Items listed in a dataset
-*-
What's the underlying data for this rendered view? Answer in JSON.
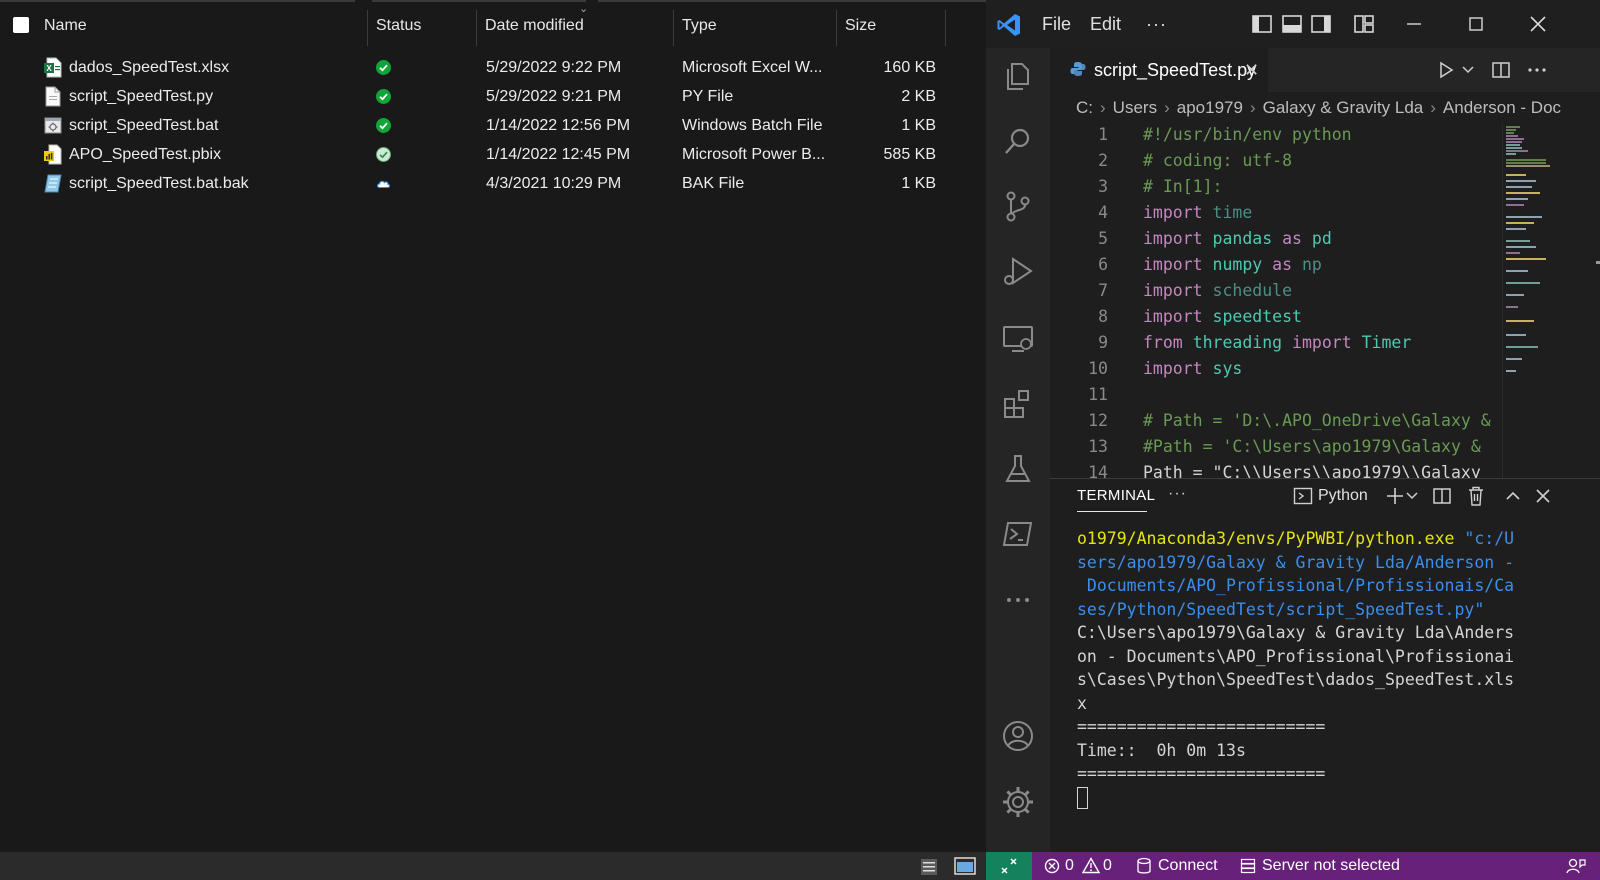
{
  "explorer": {
    "columns": {
      "name": "Name",
      "status": "Status",
      "date": "Date modified",
      "type": "Type",
      "size": "Size"
    },
    "files": [
      {
        "name": "dados_SpeedTest.xlsx",
        "date": "5/29/2022 9:22 PM",
        "type": "Microsoft Excel W...",
        "size": "160 KB",
        "icon": "excel-file-icon",
        "status": "synced-green"
      },
      {
        "name": "script_SpeedTest.py",
        "date": "5/29/2022 9:21 PM",
        "type": "PY File",
        "size": "2 KB",
        "icon": "text-file-icon",
        "status": "synced-green"
      },
      {
        "name": "script_SpeedTest.bat",
        "date": "1/14/2022 12:56 PM",
        "type": "Windows Batch File",
        "size": "1 KB",
        "icon": "batch-file-icon",
        "status": "synced-green"
      },
      {
        "name": "APO_SpeedTest.pbix",
        "date": "1/14/2022 12:45 PM",
        "type": "Microsoft Power B...",
        "size": "585 KB",
        "icon": "powerbi-file-icon",
        "status": "available-outline"
      },
      {
        "name": "script_SpeedTest.bat.bak",
        "date": "4/3/2021 10:29 PM",
        "type": "BAK File",
        "size": "1 KB",
        "icon": "bak-file-icon",
        "status": "cloud-only"
      }
    ]
  },
  "vscode": {
    "menu": {
      "file": "File",
      "edit": "Edit",
      "more": "···"
    },
    "tab_label": "script_SpeedTest.py",
    "breadcrumb": [
      "C:",
      "Users",
      "apo1979",
      "Galaxy & Gravity Lda",
      "Anderson - Doc"
    ],
    "code": [
      {
        "n": "1",
        "parts": [
          [
            "c",
            "#!/usr/bin/env python"
          ]
        ]
      },
      {
        "n": "2",
        "parts": [
          [
            "c",
            "# coding: utf-8"
          ]
        ]
      },
      {
        "n": "3",
        "parts": [
          [
            "c",
            "# In[1]:"
          ]
        ]
      },
      {
        "n": "4",
        "parts": [
          [
            "k",
            "import"
          ],
          [
            "p",
            " "
          ],
          [
            "d",
            "time"
          ]
        ]
      },
      {
        "n": "5",
        "parts": [
          [
            "k",
            "import"
          ],
          [
            "p",
            " "
          ],
          [
            "m",
            "pandas"
          ],
          [
            "p",
            " "
          ],
          [
            "k",
            "as"
          ],
          [
            "p",
            " "
          ],
          [
            "m",
            "pd"
          ]
        ]
      },
      {
        "n": "6",
        "parts": [
          [
            "k",
            "import"
          ],
          [
            "p",
            " "
          ],
          [
            "m",
            "numpy"
          ],
          [
            "p",
            " "
          ],
          [
            "k",
            "as"
          ],
          [
            "p",
            " "
          ],
          [
            "d",
            "np"
          ]
        ]
      },
      {
        "n": "7",
        "parts": [
          [
            "k",
            "import"
          ],
          [
            "p",
            " "
          ],
          [
            "d",
            "schedule"
          ]
        ]
      },
      {
        "n": "8",
        "parts": [
          [
            "k",
            "import"
          ],
          [
            "p",
            " "
          ],
          [
            "m",
            "speedtest"
          ]
        ]
      },
      {
        "n": "9",
        "parts": [
          [
            "k",
            "from"
          ],
          [
            "p",
            " "
          ],
          [
            "m",
            "threading"
          ],
          [
            "p",
            " "
          ],
          [
            "k",
            "import"
          ],
          [
            "p",
            " "
          ],
          [
            "m",
            "Timer"
          ]
        ]
      },
      {
        "n": "10",
        "parts": [
          [
            "k",
            "import"
          ],
          [
            "p",
            " "
          ],
          [
            "m",
            "sys"
          ]
        ]
      },
      {
        "n": "11",
        "parts": []
      },
      {
        "n": "12",
        "parts": [
          [
            "c",
            "# Path = 'D:\\.APO_OneDrive\\Galaxy &"
          ]
        ]
      },
      {
        "n": "13",
        "parts": [
          [
            "c",
            "#Path = 'C:\\Users\\apo1979\\Galaxy &"
          ]
        ]
      },
      {
        "n": "14",
        "parts": [
          [
            "p",
            "Path = \"C:\\\\Users\\\\apo1979\\\\Galaxy"
          ]
        ]
      }
    ],
    "panel": {
      "tab": "TERMINAL",
      "more": "···",
      "shell": "Python"
    },
    "terminal_lines": [
      {
        "segs": [
          [
            "y",
            "o1979/Anaconda3/envs/PyPWBI/python.exe "
          ],
          [
            "b",
            "\"c:/U"
          ]
        ]
      },
      {
        "segs": [
          [
            "b",
            "sers/apo1979/Galaxy & Gravity Lda/Anderson -"
          ]
        ]
      },
      {
        "segs": [
          [
            "b",
            " Documents/APO_Profissional/Profissionais/Ca"
          ]
        ]
      },
      {
        "segs": [
          [
            "b",
            "ses/Python/SpeedTest/script_SpeedTest.py\""
          ]
        ]
      },
      {
        "segs": [
          [
            "w",
            "C:\\Users\\apo1979\\Galaxy & Gravity Lda\\Anders"
          ]
        ]
      },
      {
        "segs": [
          [
            "w",
            "on - Documents\\APO_Profissional\\Profissionai"
          ]
        ]
      },
      {
        "segs": [
          [
            "w",
            "s\\Cases\\Python\\SpeedTest\\dados_SpeedTest.xls"
          ]
        ]
      },
      {
        "segs": [
          [
            "w",
            "x"
          ]
        ]
      },
      {
        "segs": [
          [
            "w",
            "========================="
          ]
        ]
      },
      {
        "segs": [
          [
            "w",
            "Time::  0h 0m 13s"
          ]
        ]
      },
      {
        "segs": [
          [
            "w",
            "========================="
          ]
        ]
      }
    ],
    "status": {
      "errors": "0",
      "warnings": "0",
      "connect": "Connect",
      "server": "Server not selected"
    },
    "colors": {
      "status_bg": "#68217a",
      "remote_bg": "#16825d",
      "accent_blue": "#3794ff"
    }
  }
}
-*-
Leave images out of the retyped records; keep all else exact.

▶ **THE SOLUTION**
What's the underlying data for this rendered view? Answer in JSON.
{
  "explorer": {
    "columns": {
      "name": "Name",
      "status": "Status",
      "date": "Date modified",
      "type": "Type",
      "size": "Size"
    },
    "files": [
      {
        "name": "dados_SpeedTest.xlsx",
        "date": "5/29/2022 9:22 PM",
        "type": "Microsoft Excel W...",
        "size": "160 KB",
        "icon": "excel-file-icon",
        "status": "synced-green"
      },
      {
        "name": "script_SpeedTest.py",
        "date": "5/29/2022 9:21 PM",
        "type": "PY File",
        "size": "2 KB",
        "icon": "text-file-icon",
        "status": "synced-green"
      },
      {
        "name": "script_SpeedTest.bat",
        "date": "1/14/2022 12:56 PM",
        "type": "Windows Batch File",
        "size": "1 KB",
        "icon": "batch-file-icon",
        "status": "synced-green"
      },
      {
        "name": "APO_SpeedTest.pbix",
        "date": "1/14/2022 12:45 PM",
        "type": "Microsoft Power B...",
        "size": "585 KB",
        "icon": "powerbi-file-icon",
        "status": "available-outline"
      },
      {
        "name": "script_SpeedTest.bat.bak",
        "date": "4/3/2021 10:29 PM",
        "type": "BAK File",
        "size": "1 KB",
        "icon": "bak-file-icon",
        "status": "cloud-only"
      }
    ]
  },
  "vscode": {
    "menu": {
      "file": "File",
      "edit": "Edit",
      "more": "···"
    },
    "tab_label": "script_SpeedTest.py",
    "breadcrumb": [
      "C:",
      "Users",
      "apo1979",
      "Galaxy & Gravity Lda",
      "Anderson - Doc"
    ],
    "code": [
      {
        "n": "1",
        "parts": [
          [
            "c",
            "#!/usr/bin/env python"
          ]
        ]
      },
      {
        "n": "2",
        "parts": [
          [
            "c",
            "# coding: utf-8"
          ]
        ]
      },
      {
        "n": "3",
        "parts": [
          [
            "c",
            "# In[1]:"
          ]
        ]
      },
      {
        "n": "4",
        "parts": [
          [
            "k",
            "import"
          ],
          [
            "p",
            " "
          ],
          [
            "d",
            "time"
          ]
        ]
      },
      {
        "n": "5",
        "parts": [
          [
            "k",
            "import"
          ],
          [
            "p",
            " "
          ],
          [
            "m",
            "pandas"
          ],
          [
            "p",
            " "
          ],
          [
            "k",
            "as"
          ],
          [
            "p",
            " "
          ],
          [
            "m",
            "pd"
          ]
        ]
      },
      {
        "n": "6",
        "parts": [
          [
            "k",
            "import"
          ],
          [
            "p",
            " "
          ],
          [
            "m",
            "numpy"
          ],
          [
            "p",
            " "
          ],
          [
            "k",
            "as"
          ],
          [
            "p",
            " "
          ],
          [
            "d",
            "np"
          ]
        ]
      },
      {
        "n": "7",
        "parts": [
          [
            "k",
            "import"
          ],
          [
            "p",
            " "
          ],
          [
            "d",
            "schedule"
          ]
        ]
      },
      {
        "n": "8",
        "parts": [
          [
            "k",
            "import"
          ],
          [
            "p",
            " "
          ],
          [
            "m",
            "speedtest"
          ]
        ]
      },
      {
        "n": "9",
        "parts": [
          [
            "k",
            "from"
          ],
          [
            "p",
            " "
          ],
          [
            "m",
            "threading"
          ],
          [
            "p",
            " "
          ],
          [
            "k",
            "import"
          ],
          [
            "p",
            " "
          ],
          [
            "m",
            "Timer"
          ]
        ]
      },
      {
        "n": "10",
        "parts": [
          [
            "k",
            "import"
          ],
          [
            "p",
            " "
          ],
          [
            "m",
            "sys"
          ]
        ]
      },
      {
        "n": "11",
        "parts": []
      },
      {
        "n": "12",
        "parts": [
          [
            "c",
            "# Path = 'D:\\.APO_OneDrive\\Galaxy &"
          ]
        ]
      },
      {
        "n": "13",
        "parts": [
          [
            "c",
            "#Path = 'C:\\Users\\apo1979\\Galaxy &"
          ]
        ]
      },
      {
        "n": "14",
        "parts": [
          [
            "p",
            "Path = \"C:\\\\Users\\\\apo1979\\\\Galaxy"
          ]
        ]
      }
    ],
    "panel": {
      "tab": "TERMINAL",
      "more": "···",
      "shell": "Python"
    },
    "terminal_lines": [
      {
        "segs": [
          [
            "y",
            "o1979/Anaconda3/envs/PyPWBI/python.exe "
          ],
          [
            "b",
            "\"c:/U"
          ]
        ]
      },
      {
        "segs": [
          [
            "b",
            "sers/apo1979/Galaxy & Gravity Lda/Anderson -"
          ]
        ]
      },
      {
        "segs": [
          [
            "b",
            " Documents/APO_Profissional/Profissionais/Ca"
          ]
        ]
      },
      {
        "segs": [
          [
            "b",
            "ses/Python/SpeedTest/script_SpeedTest.py\""
          ]
        ]
      },
      {
        "segs": [
          [
            "w",
            "C:\\Users\\apo1979\\Galaxy & Gravity Lda\\Anders"
          ]
        ]
      },
      {
        "segs": [
          [
            "w",
            "on - Documents\\APO_Profissional\\Profissionai"
          ]
        ]
      },
      {
        "segs": [
          [
            "w",
            "s\\Cases\\Python\\SpeedTest\\dados_SpeedTest.xls"
          ]
        ]
      },
      {
        "segs": [
          [
            "w",
            "x"
          ]
        ]
      },
      {
        "segs": [
          [
            "w",
            "========================="
          ]
        ]
      },
      {
        "segs": [
          [
            "w",
            "Time::  0h 0m 13s"
          ]
        ]
      },
      {
        "segs": [
          [
            "w",
            "========================="
          ]
        ]
      }
    ],
    "status": {
      "errors": "0",
      "warnings": "0",
      "connect": "Connect",
      "server": "Server not selected"
    },
    "colors": {
      "status_bg": "#68217a",
      "remote_bg": "#16825d",
      "accent_blue": "#3794ff"
    }
  }
}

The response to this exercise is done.